■ Stated goal ■
Pull out every line with the word "diāo".

■ Provided data ■
******

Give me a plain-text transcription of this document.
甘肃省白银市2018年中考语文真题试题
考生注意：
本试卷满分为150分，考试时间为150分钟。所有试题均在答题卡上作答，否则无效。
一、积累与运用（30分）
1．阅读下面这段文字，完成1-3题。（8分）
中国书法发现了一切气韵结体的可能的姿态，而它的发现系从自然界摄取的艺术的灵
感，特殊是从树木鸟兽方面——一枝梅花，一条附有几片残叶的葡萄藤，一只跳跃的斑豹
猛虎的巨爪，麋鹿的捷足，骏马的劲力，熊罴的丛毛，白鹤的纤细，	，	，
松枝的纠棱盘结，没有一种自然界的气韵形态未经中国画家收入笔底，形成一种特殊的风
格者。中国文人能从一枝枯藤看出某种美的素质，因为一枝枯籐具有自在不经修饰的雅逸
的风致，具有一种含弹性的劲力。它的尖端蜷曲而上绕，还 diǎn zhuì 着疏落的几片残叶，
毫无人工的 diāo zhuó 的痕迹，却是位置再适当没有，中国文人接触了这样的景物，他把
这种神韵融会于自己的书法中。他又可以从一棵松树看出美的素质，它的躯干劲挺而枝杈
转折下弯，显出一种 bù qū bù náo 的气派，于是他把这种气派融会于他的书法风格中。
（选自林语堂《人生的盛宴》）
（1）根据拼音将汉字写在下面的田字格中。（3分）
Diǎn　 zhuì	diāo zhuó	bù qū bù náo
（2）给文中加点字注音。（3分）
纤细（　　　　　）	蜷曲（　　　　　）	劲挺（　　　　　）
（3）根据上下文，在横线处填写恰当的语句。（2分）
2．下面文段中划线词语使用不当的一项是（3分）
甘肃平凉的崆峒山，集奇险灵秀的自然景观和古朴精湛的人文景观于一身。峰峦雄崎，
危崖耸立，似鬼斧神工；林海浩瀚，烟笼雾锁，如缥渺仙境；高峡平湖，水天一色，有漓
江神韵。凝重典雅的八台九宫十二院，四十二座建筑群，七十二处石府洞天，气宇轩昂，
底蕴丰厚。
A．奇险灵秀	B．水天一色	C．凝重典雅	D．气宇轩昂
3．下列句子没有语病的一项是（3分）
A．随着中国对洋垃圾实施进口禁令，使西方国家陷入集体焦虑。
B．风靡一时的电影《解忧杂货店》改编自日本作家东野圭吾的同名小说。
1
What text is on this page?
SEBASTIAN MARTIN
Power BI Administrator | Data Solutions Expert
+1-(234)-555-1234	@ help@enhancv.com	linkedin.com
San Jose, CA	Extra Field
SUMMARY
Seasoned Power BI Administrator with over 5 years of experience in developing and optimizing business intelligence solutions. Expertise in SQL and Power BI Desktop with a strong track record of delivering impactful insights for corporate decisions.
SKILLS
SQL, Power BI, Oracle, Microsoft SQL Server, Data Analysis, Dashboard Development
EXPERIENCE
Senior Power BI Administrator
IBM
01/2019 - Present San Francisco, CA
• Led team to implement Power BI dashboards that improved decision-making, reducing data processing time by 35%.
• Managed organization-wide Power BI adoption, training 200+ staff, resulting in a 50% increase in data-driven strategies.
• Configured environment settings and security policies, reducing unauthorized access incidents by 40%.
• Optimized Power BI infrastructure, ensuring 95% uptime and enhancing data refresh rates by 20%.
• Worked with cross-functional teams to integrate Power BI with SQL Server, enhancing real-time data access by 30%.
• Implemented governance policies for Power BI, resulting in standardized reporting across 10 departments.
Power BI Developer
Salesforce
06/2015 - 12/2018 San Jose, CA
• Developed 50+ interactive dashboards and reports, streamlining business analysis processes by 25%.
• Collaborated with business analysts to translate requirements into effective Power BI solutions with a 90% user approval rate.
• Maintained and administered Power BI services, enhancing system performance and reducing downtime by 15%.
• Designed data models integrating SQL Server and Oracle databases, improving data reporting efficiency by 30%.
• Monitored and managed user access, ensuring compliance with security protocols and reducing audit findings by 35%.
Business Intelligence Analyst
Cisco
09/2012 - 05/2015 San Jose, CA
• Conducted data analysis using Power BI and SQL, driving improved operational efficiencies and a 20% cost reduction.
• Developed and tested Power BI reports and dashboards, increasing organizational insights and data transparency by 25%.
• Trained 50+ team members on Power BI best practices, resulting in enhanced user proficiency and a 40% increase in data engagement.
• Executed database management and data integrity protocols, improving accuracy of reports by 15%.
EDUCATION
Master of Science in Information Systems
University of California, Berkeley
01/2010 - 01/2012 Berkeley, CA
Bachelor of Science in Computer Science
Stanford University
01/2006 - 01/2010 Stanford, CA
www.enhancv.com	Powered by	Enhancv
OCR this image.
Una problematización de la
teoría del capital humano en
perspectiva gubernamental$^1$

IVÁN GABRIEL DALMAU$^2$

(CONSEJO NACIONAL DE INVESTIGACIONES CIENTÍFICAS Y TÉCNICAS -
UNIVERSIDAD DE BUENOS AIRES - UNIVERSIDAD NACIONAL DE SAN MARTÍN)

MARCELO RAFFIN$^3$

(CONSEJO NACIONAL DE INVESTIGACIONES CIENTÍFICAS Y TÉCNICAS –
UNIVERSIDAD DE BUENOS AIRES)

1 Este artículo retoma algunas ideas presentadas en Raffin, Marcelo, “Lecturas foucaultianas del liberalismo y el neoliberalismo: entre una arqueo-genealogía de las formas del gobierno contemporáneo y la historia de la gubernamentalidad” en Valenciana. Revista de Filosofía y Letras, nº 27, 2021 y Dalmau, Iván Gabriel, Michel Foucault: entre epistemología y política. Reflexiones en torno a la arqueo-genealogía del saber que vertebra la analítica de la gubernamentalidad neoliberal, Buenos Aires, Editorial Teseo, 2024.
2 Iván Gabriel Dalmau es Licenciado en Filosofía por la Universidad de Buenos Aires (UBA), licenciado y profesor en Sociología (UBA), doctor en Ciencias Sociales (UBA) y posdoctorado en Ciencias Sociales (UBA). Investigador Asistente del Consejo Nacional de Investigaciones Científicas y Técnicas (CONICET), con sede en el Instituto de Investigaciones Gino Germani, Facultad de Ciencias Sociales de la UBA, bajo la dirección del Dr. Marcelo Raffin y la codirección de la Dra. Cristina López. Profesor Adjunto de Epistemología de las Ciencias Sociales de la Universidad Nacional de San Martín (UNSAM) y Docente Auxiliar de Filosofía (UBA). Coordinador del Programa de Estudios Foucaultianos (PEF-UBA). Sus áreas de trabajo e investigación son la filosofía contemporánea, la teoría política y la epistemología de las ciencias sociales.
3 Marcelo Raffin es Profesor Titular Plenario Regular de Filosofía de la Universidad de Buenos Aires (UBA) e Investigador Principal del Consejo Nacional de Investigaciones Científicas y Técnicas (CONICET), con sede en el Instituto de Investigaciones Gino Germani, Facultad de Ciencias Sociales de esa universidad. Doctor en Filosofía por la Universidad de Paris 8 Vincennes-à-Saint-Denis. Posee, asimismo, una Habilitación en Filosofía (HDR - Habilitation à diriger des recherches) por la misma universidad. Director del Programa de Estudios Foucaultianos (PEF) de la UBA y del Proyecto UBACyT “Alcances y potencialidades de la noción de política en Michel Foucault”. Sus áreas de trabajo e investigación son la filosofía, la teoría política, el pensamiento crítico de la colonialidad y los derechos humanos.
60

******

■ The reply ■
毫无人工的 diāo zhuó 的痕迹，却是位置再适当没有，中国文人接触了这样的景物，他把
Diǎn　 zhuì	diāo zhuó	bù qū bù náo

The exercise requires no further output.